[BEGIN GIVEN DATA]

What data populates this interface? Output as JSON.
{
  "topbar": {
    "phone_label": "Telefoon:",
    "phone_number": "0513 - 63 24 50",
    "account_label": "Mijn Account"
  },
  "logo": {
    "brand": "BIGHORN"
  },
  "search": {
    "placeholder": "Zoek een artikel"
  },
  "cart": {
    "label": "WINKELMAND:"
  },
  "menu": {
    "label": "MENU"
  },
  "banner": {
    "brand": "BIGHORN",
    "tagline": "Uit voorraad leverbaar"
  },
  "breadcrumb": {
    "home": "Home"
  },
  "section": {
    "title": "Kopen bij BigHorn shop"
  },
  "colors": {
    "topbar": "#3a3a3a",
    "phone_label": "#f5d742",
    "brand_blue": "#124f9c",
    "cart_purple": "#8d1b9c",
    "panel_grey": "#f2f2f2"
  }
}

[END GIVEN DATA]
[BEGIN GIVEN DATA]

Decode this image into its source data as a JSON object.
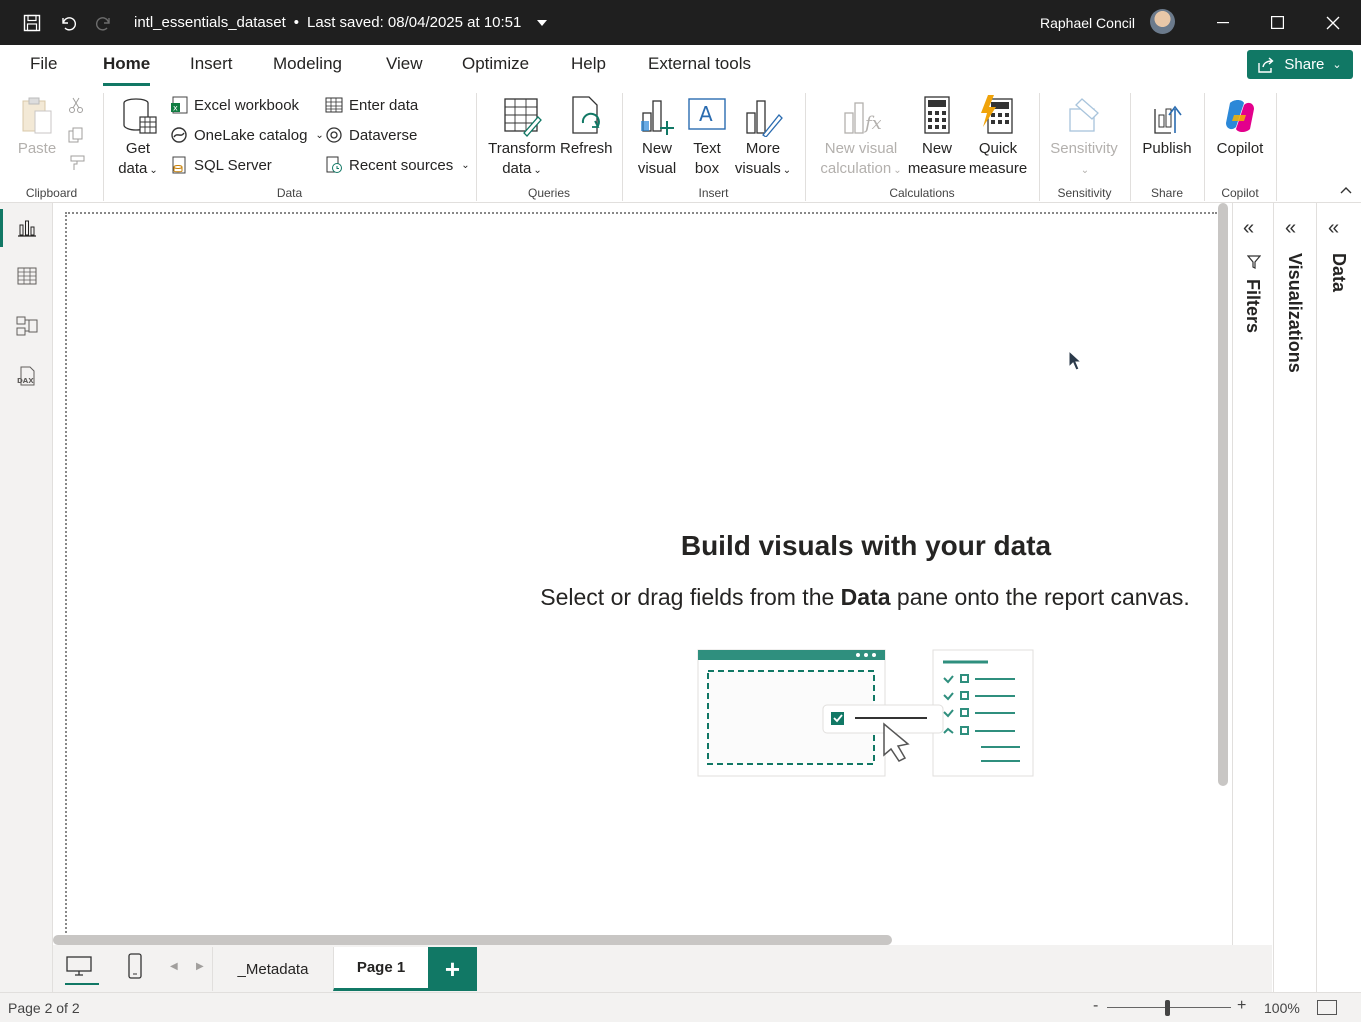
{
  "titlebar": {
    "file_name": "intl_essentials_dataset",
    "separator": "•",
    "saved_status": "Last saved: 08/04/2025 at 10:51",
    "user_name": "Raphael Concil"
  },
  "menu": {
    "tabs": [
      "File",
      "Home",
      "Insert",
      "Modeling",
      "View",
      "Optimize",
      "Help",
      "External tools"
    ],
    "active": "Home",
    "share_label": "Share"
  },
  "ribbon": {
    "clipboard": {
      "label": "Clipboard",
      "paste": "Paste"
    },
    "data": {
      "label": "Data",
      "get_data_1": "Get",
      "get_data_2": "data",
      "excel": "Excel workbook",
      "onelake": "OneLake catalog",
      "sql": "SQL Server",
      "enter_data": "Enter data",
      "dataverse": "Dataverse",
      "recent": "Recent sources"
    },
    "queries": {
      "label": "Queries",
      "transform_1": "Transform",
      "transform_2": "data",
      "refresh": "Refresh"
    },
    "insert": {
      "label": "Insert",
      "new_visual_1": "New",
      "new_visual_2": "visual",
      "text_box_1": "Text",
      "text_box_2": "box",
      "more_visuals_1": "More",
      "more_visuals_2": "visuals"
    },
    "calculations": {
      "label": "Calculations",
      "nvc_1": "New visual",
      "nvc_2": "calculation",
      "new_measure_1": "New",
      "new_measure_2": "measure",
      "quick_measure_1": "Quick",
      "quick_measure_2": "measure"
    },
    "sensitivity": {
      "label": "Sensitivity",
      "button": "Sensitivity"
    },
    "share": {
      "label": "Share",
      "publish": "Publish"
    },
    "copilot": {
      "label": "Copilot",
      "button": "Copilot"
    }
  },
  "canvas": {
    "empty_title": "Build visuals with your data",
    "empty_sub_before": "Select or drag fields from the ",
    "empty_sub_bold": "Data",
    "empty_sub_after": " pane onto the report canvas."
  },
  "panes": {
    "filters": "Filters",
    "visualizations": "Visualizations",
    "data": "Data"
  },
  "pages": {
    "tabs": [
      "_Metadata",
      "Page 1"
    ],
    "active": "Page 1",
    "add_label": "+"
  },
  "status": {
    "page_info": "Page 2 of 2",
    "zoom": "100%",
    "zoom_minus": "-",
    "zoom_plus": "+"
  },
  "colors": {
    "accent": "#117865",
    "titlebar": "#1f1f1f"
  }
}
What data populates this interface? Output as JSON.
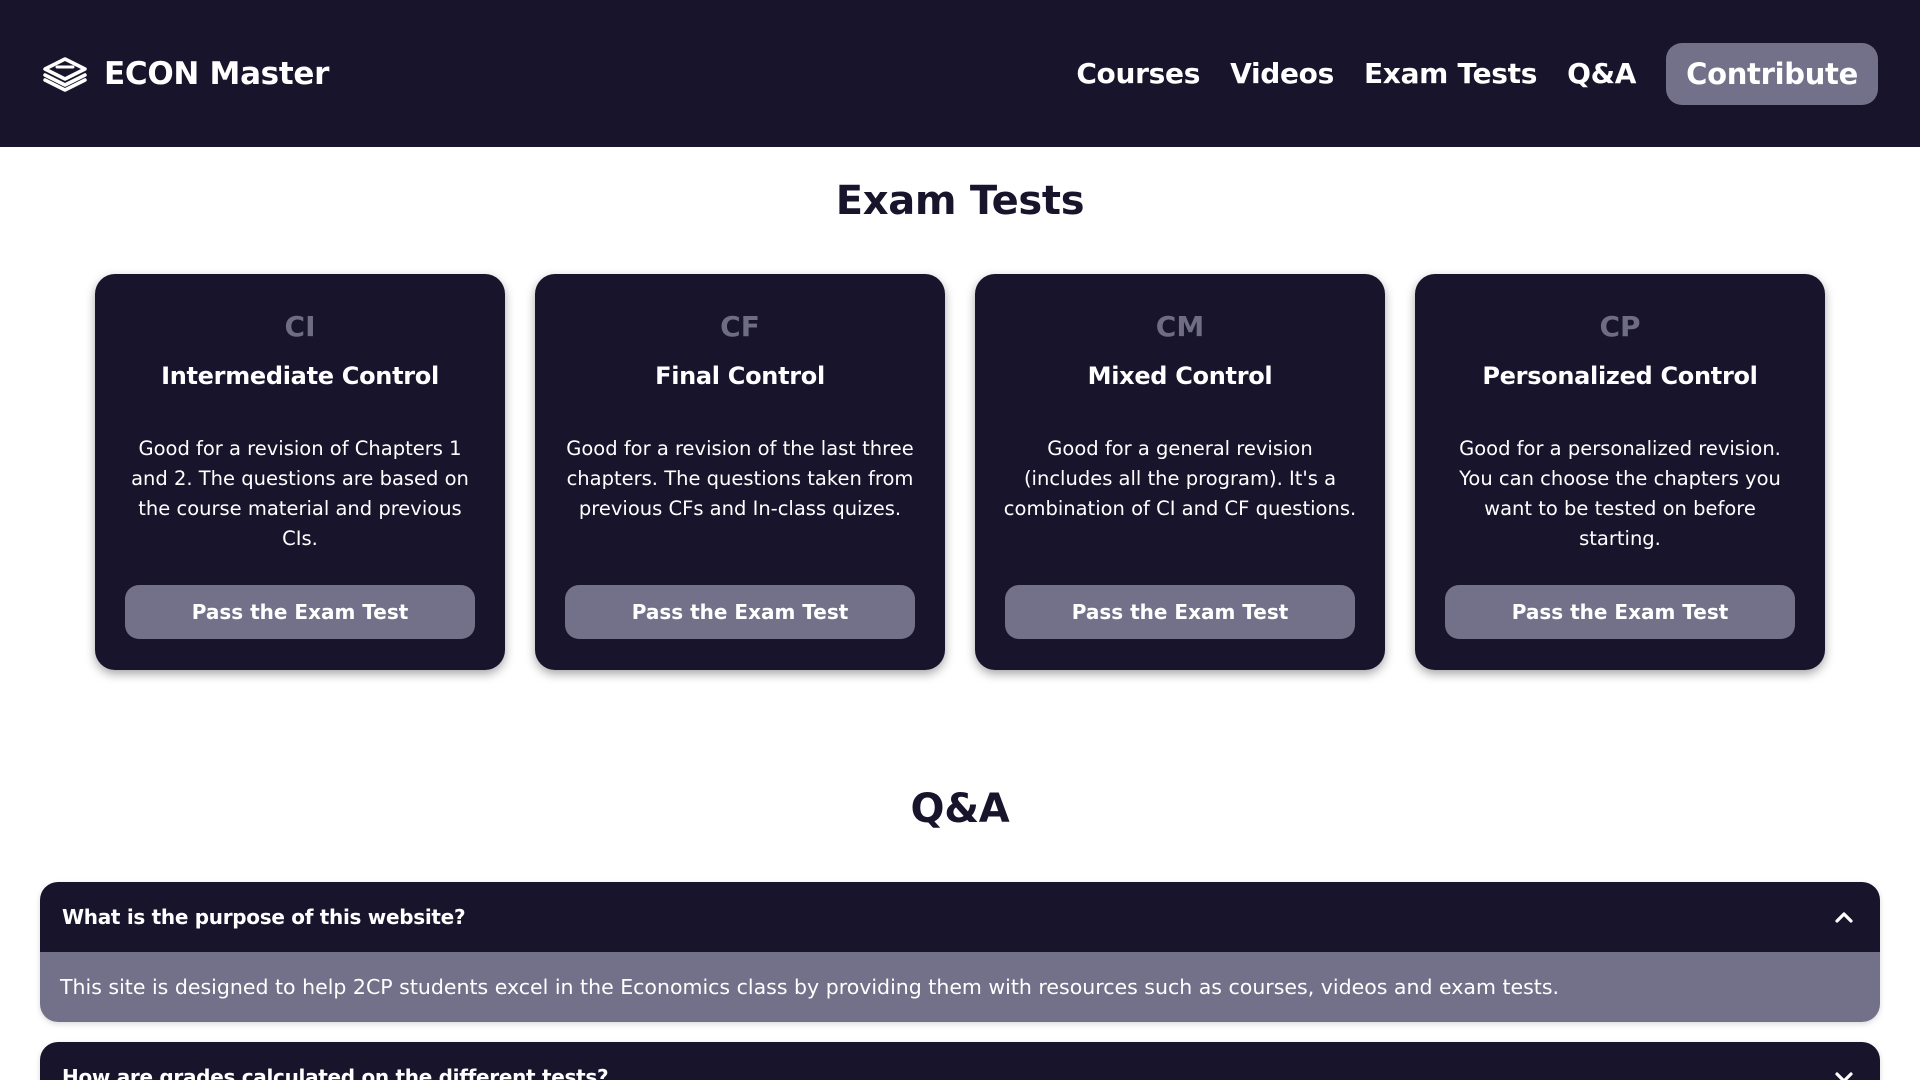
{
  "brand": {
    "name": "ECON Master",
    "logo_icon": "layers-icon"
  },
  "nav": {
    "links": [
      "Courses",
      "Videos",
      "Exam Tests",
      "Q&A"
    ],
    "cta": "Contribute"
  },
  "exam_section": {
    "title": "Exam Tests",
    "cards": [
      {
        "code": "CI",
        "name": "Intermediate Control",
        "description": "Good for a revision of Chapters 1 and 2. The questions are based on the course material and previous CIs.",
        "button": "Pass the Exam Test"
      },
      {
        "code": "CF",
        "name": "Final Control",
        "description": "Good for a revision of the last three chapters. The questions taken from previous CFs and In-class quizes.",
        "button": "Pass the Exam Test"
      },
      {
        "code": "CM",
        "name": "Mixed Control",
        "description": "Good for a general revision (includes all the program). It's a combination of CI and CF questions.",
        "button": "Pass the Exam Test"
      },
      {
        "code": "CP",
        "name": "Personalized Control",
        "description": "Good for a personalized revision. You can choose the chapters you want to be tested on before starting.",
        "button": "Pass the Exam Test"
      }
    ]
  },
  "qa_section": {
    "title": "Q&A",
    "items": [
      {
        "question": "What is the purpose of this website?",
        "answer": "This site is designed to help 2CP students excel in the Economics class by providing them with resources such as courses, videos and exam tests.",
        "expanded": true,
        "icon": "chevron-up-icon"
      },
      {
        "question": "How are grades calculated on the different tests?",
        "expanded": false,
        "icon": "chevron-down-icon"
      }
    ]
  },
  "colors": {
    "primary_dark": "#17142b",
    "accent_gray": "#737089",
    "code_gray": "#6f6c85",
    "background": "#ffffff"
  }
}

[END GIVEN DATA]

■ GIVEN INSTRUCTION: Look through the lines above and collect those with the word "Control".

■ SOLUTION FOR THIS EXERCISE:
        "name": "Intermediate Control",
        "name": "Final Control",
        "name": "Mixed Control",
        "name": "Personalized Control",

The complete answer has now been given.